• [What you have to do] Count lines with the string "file" in them. State the number alone.

Dataset excerpt:
..............................

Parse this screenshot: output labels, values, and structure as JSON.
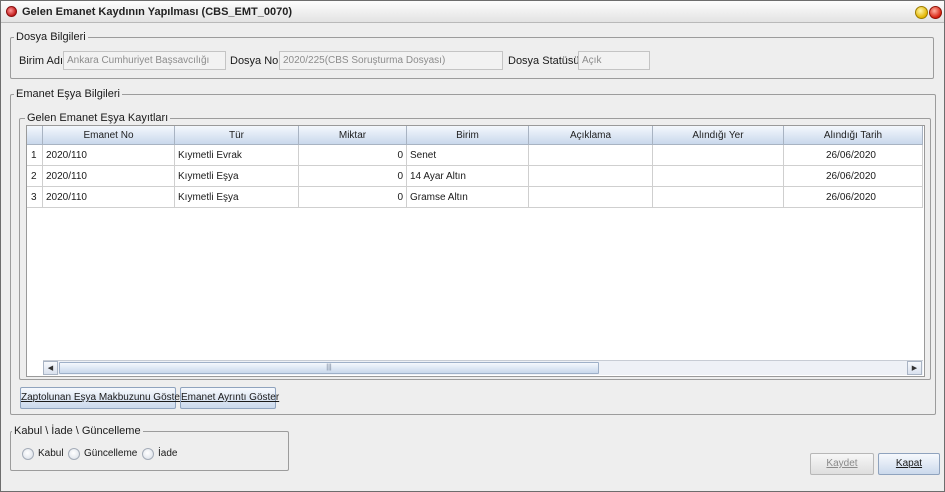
{
  "window": {
    "title": "Gelen Emanet Kaydının Yapılması (CBS_EMT_0070)"
  },
  "dosya": {
    "legend": "Dosya Bilgileri",
    "birim_label": "Birim Adı :",
    "birim_value": "Ankara Cumhuriyet Başsavcılığı",
    "dosya_no_label": "Dosya No :",
    "dosya_no_value": "2020/225(CBS Soruşturma Dosyası)",
    "statu_label": "Dosya Statüsü :",
    "statu_value": "Açık"
  },
  "emanet": {
    "legend": "Emanet Eşya Bilgileri",
    "table_legend": "Gelen Emanet Eşya Kayıtları",
    "columns": [
      "Emanet No",
      "Tür",
      "Miktar",
      "Birim",
      "Açıklama",
      "Alındığı Yer",
      "Alındığı Tarih"
    ],
    "rows": [
      {
        "num": "1",
        "emanet_no": "2020/110",
        "tur": "Kıymetli Evrak",
        "miktar": "0",
        "birim": "Senet",
        "aciklama": "",
        "alindigi_yer": "",
        "tarih": "26/06/2020"
      },
      {
        "num": "2",
        "emanet_no": "2020/110",
        "tur": "Kıymetli Eşya",
        "miktar": "0",
        "birim": "14 Ayar Altın",
        "aciklama": "",
        "alindigi_yer": "",
        "tarih": "26/06/2020"
      },
      {
        "num": "3",
        "emanet_no": "2020/110",
        "tur": "Kıymetli Eşya",
        "miktar": "0",
        "birim": "Gramse Altın",
        "aciklama": "",
        "alindigi_yer": "",
        "tarih": "26/06/2020"
      }
    ],
    "scroll_grip": "|||",
    "scroll_left": "◀",
    "scroll_right": "▶"
  },
  "buttons": {
    "makbuz": "Zaptolunan Eşya Makbuzunu Göster",
    "ayrinti": "Emanet Ayrıntı Göster",
    "kaydet": "Kaydet",
    "kapat": "Kapat"
  },
  "islem": {
    "legend": "Kabul \\ İade \\ Güncelleme",
    "options": [
      "Kabul",
      "Güncelleme",
      "İade"
    ]
  },
  "colors": {
    "header_gradient_top": "#f4f8fd",
    "header_gradient_bottom": "#c9d8ec",
    "window_bg": "#eeeeee"
  }
}
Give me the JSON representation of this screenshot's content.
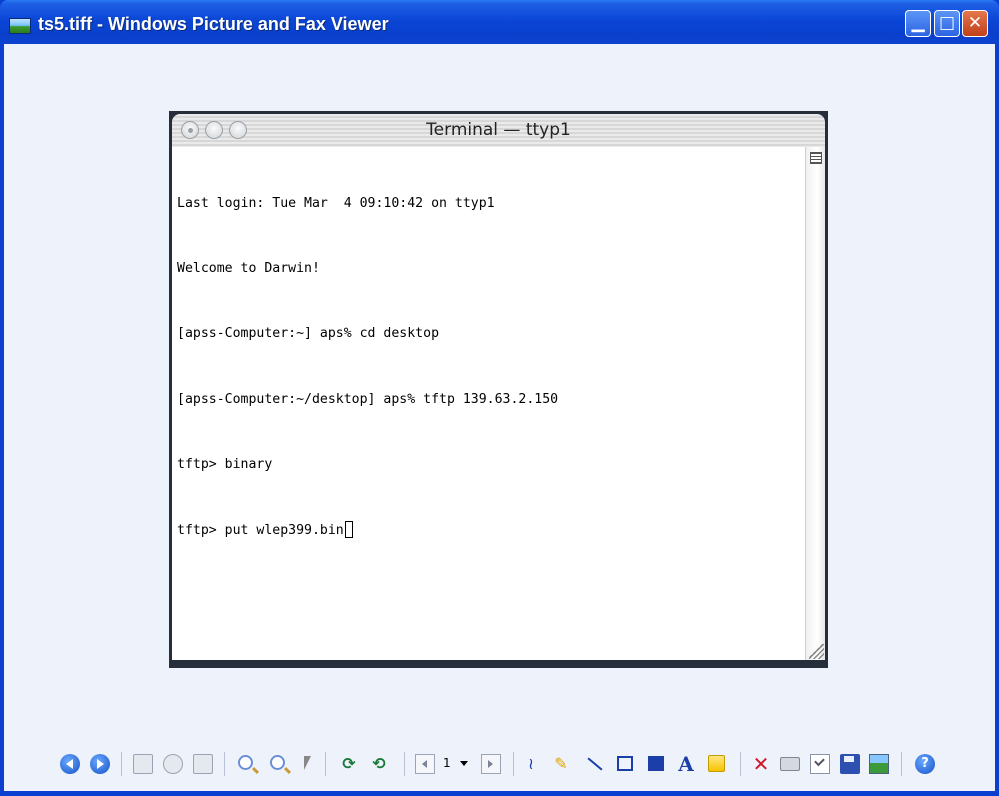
{
  "window": {
    "title": "ts5.tiff - Windows Picture and Fax Viewer",
    "controls": {
      "minimize": "▁",
      "maximize": "□",
      "close": "✕"
    }
  },
  "image": {
    "terminal_title": "Terminal — ttyp1",
    "lines": [
      "Last login: Tue Mar  4 09:10:42 on ttyp1",
      "Welcome to Darwin!",
      "[apss-Computer:~] aps% cd desktop",
      "[apss-Computer:~/desktop] aps% tftp 139.63.2.150",
      "tftp> binary",
      "tftp> put wlep399.bin"
    ]
  },
  "toolbar": {
    "page_number": "1",
    "icons": [
      "previous-image-icon",
      "next-image-icon",
      "best-fit-icon",
      "actual-size-icon",
      "slideshow-icon",
      "zoom-in-icon",
      "zoom-out-icon",
      "select-icon",
      "rotate-clockwise-icon",
      "rotate-counterclockwise-icon",
      "previous-page-icon",
      "page-dropdown-icon",
      "next-page-icon",
      "freehand-annotation-icon",
      "highlight-icon",
      "straight-line-icon",
      "hollow-rectangle-icon",
      "filled-rectangle-icon",
      "text-icon",
      "attached-note-icon",
      "delete-icon",
      "print-icon",
      "properties-icon",
      "save-icon",
      "edit-image-icon",
      "help-icon"
    ]
  },
  "colors": {
    "titlebar": "#0b46d6",
    "client_bg": "#eef3fb",
    "accent": "#1c3ea8"
  }
}
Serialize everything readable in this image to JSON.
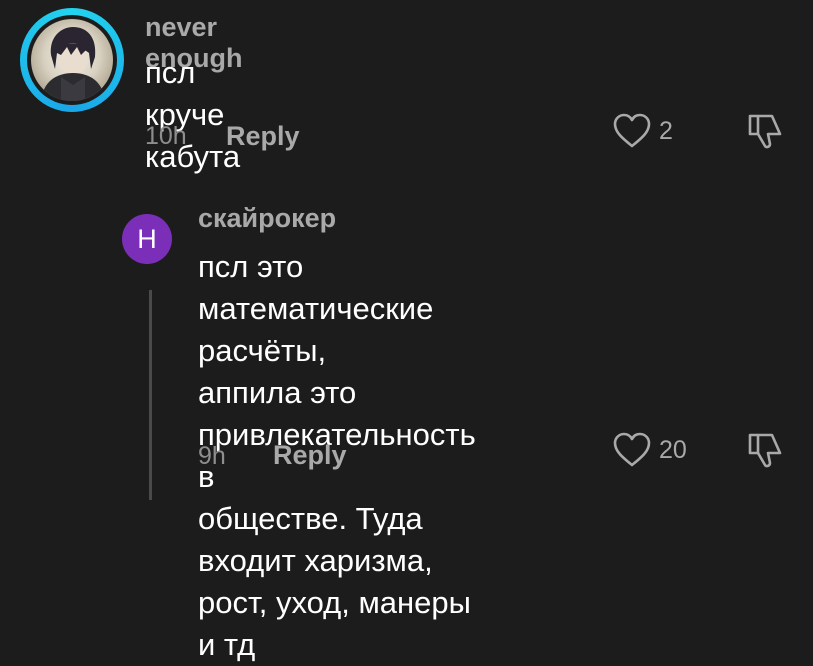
{
  "comments": [
    {
      "username": "never enough",
      "text": "псл круче кабута",
      "time": "10h",
      "reply_label": "Reply",
      "likes": "2",
      "avatar_type": "photo",
      "ring_color": "#22d3ee"
    }
  ],
  "replies": [
    {
      "username": "скайрокер",
      "avatar_letter": "Н",
      "avatar_color": "#7b2fb8",
      "text": "псл это математические расчёты,\nаппила это привлекательность в\nобществе. Туда входит харизма,\nрост, уход, манеры и тд",
      "time": "9h",
      "reply_label": "Reply",
      "likes": "20"
    }
  ],
  "icons": {
    "like": "heart-outline-icon",
    "dislike": "thumbs-down-outline-icon"
  }
}
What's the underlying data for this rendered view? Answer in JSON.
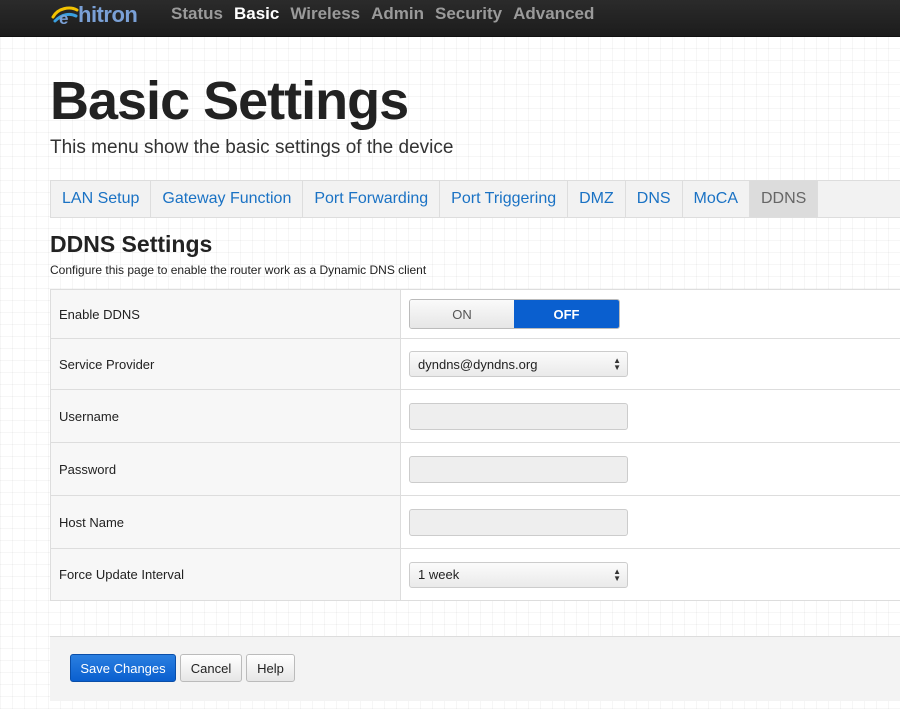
{
  "brand": {
    "name": "hitron",
    "logo_icon": "hitron-swoosh-icon"
  },
  "nav": {
    "items": [
      {
        "label": "Status",
        "active": false
      },
      {
        "label": "Basic",
        "active": true
      },
      {
        "label": "Wireless",
        "active": false
      },
      {
        "label": "Admin",
        "active": false
      },
      {
        "label": "Security",
        "active": false
      },
      {
        "label": "Advanced",
        "active": false
      }
    ]
  },
  "page": {
    "title": "Basic Settings",
    "subtitle": "This menu show the basic settings of the device"
  },
  "tabs": [
    {
      "label": "LAN Setup",
      "active": false
    },
    {
      "label": "Gateway Function",
      "active": false
    },
    {
      "label": "Port Forwarding",
      "active": false
    },
    {
      "label": "Port Triggering",
      "active": false
    },
    {
      "label": "DMZ",
      "active": false
    },
    {
      "label": "DNS",
      "active": false
    },
    {
      "label": "MoCA",
      "active": false
    },
    {
      "label": "DDNS",
      "active": true
    }
  ],
  "section": {
    "title": "DDNS Settings",
    "description": "Configure this page to enable the router work as a Dynamic DNS client"
  },
  "form": {
    "enable_ddns": {
      "label": "Enable DDNS",
      "on_label": "ON",
      "off_label": "OFF",
      "selected": "OFF"
    },
    "service_provider": {
      "label": "Service Provider",
      "value": "dyndns@dyndns.org"
    },
    "username": {
      "label": "Username",
      "value": ""
    },
    "password": {
      "label": "Password",
      "value": ""
    },
    "host_name": {
      "label": "Host Name",
      "value": ""
    },
    "force_update_interval": {
      "label": "Force Update Interval",
      "value": "1 week"
    }
  },
  "actions": {
    "save_label": "Save Changes",
    "cancel_label": "Cancel",
    "help_label": "Help"
  },
  "colors": {
    "accent": "#0a5fcf",
    "link": "#1a72c4",
    "topbar": "#222222"
  }
}
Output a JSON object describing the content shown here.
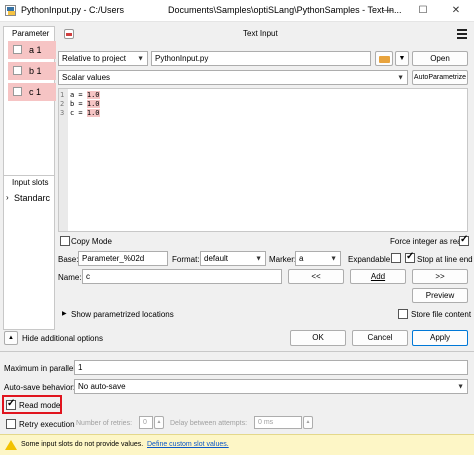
{
  "window": {
    "title_left": "PythonInput.py - C:/Users",
    "title_right": "Documents\\Samples\\optiSLang\\PythonSamples - Text In...",
    "minimize": "—",
    "maximize": "☐",
    "close": "✕"
  },
  "parameters": {
    "header": "Parameter",
    "items": [
      {
        "label": "a  1"
      },
      {
        "label": "b  1"
      },
      {
        "label": "c  1"
      }
    ]
  },
  "input_slots": {
    "header": "Input slots",
    "item": "Standarc"
  },
  "text_input": {
    "title": "Text Input",
    "path_mode": "Relative to project",
    "file": "PythonInput.py",
    "open_label": "Open",
    "value_mode": "Scalar values",
    "autoparam_label": "AutoParametrize",
    "code_lines": [
      {
        "num": "1",
        "pre": "a = ",
        "val": "1.0"
      },
      {
        "num": "2",
        "pre": "b = ",
        "val": "1.0"
      },
      {
        "num": "3",
        "pre": "c = ",
        "val": "1.0"
      }
    ],
    "copy_mode": "Copy Mode",
    "force_integer": "Force integer as real",
    "base_label": "Base:",
    "base_value": "Parameter_%02d",
    "format_label": "Format:",
    "format_value": "default",
    "marker_label": "Marker:",
    "marker_value": "a",
    "expandable": "Expandable",
    "stop_line_end": "Stop at line end",
    "name_label": "Name:",
    "name_value": "c",
    "prev_label": "<<",
    "add_label": "Add",
    "next_label": ">>",
    "preview_label": "Preview",
    "show_locations": "Show parametrized locations",
    "store_file": "Store file content"
  },
  "footer": {
    "hide_additional": "Hide additional options",
    "ok": "OK",
    "cancel": "Cancel",
    "apply": "Apply",
    "max_parallel_label": "Maximum in parallel:",
    "max_parallel_value": "1",
    "autosave_label": "Auto-save behavior:",
    "autosave_value": "No auto-save",
    "read_mode": "Read mode",
    "retry_exec": "Retry execution",
    "retries_label": "Number of retries:",
    "retries_value": "0",
    "delay_label": "Delay between attempts:",
    "delay_value": "0 ms",
    "warning_text": "Some input slots do not provide values.",
    "warning_link": "Define custom slot values."
  },
  "colors": {
    "highlight_red": "#e0141e",
    "param_bg": "#f6c4c4",
    "apply_border": "#0078d7",
    "warning_bg": "#fdf6c6"
  }
}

..............................

• [Full answer] 2